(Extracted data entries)
<<<<
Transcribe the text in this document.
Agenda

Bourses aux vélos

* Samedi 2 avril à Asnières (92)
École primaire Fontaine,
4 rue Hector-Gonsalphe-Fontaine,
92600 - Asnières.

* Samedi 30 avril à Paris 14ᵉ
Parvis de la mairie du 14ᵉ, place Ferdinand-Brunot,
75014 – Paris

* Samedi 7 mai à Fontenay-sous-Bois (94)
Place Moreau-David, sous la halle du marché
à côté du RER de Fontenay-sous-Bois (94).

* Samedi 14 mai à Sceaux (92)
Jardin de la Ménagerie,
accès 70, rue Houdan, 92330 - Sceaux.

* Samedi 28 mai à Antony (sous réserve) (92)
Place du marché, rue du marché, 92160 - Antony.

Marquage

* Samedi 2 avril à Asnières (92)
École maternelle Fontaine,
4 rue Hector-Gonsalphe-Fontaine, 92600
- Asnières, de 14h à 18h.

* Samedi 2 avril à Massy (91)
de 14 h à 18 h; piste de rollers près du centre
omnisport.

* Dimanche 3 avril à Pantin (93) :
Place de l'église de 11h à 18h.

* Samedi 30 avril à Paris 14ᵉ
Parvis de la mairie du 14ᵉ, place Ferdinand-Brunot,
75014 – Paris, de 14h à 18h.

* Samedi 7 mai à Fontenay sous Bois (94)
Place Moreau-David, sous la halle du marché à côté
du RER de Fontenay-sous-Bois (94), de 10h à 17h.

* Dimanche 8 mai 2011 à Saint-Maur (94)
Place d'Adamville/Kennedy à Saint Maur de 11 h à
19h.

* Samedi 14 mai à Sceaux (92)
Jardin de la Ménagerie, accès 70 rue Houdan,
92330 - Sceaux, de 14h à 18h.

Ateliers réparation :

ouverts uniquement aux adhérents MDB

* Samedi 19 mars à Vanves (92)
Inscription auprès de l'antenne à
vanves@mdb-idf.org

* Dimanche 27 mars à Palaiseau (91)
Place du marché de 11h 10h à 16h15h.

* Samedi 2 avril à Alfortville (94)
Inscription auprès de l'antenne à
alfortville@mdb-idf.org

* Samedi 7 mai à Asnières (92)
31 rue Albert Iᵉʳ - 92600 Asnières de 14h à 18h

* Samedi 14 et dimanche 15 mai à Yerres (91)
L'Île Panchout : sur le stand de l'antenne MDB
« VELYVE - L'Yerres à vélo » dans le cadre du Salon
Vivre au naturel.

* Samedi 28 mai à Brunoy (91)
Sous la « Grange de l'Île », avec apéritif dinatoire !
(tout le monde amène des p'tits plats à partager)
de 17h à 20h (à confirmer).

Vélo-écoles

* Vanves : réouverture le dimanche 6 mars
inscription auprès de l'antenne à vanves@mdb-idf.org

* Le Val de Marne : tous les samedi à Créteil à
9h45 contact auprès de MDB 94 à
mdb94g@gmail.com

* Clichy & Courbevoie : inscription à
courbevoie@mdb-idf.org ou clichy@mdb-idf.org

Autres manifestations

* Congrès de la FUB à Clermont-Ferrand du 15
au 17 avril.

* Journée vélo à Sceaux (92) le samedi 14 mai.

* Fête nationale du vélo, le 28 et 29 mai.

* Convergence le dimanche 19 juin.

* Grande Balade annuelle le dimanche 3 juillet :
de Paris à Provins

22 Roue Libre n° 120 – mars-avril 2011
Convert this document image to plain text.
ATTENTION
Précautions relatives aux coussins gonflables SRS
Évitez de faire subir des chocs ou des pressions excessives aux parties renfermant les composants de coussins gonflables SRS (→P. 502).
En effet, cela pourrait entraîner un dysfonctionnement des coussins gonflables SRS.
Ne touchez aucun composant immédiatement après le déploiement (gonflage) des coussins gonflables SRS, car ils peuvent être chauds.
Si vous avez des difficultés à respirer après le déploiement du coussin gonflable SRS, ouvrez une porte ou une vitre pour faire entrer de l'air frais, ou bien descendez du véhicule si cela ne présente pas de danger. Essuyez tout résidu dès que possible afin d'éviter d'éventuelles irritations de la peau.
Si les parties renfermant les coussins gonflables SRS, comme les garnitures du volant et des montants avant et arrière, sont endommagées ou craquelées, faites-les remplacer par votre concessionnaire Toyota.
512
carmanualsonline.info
>>>>
Prompt » Provide the number of lines containing the string "Fontenay", with no other output.

The result » 4